● **Goal**: Return every line of the data below that includes the string "bunny".

Dataset items:
○ ○ ○

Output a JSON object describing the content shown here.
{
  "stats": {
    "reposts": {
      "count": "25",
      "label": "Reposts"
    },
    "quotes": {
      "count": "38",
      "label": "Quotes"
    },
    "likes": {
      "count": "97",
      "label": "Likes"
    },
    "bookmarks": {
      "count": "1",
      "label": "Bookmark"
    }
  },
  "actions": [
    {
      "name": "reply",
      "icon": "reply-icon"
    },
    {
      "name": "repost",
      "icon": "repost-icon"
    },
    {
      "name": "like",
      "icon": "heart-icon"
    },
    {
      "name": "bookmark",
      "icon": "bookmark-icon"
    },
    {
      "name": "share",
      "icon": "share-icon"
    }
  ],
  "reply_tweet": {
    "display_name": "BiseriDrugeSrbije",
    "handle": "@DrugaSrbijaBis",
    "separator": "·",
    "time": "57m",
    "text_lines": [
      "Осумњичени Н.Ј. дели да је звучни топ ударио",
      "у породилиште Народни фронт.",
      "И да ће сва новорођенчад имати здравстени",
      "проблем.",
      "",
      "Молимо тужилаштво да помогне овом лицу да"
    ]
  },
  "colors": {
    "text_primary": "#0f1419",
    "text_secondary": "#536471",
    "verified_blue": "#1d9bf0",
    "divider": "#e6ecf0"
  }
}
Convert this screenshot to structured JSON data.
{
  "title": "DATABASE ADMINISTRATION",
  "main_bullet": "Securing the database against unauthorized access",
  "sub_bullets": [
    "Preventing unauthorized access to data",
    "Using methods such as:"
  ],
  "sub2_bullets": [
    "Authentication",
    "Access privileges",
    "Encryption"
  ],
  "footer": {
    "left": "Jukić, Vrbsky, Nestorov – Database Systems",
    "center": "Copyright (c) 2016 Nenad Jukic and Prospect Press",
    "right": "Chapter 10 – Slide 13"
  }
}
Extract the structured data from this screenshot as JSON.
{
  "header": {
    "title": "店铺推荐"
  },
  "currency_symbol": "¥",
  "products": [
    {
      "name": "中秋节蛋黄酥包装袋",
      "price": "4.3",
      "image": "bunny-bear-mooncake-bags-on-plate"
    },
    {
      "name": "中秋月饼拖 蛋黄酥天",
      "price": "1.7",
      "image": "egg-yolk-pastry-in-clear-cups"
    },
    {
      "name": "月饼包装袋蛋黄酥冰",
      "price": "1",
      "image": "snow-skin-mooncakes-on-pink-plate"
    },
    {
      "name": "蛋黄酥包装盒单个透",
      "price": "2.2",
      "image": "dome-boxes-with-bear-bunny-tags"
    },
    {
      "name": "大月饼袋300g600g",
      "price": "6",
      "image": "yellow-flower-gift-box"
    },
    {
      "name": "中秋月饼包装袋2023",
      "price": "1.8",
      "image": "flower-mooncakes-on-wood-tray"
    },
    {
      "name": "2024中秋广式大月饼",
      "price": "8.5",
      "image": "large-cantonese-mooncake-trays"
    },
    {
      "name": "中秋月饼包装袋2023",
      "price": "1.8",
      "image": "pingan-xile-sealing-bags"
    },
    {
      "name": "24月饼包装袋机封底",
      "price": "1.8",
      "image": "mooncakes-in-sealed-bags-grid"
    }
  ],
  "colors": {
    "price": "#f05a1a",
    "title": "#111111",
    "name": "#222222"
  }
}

○ ○ ○

● **Response to the task**:
      "image": "bunny-bear-mooncake-bags-on-plate"
      "image": "dome-boxes-with-bear-bunny-tags"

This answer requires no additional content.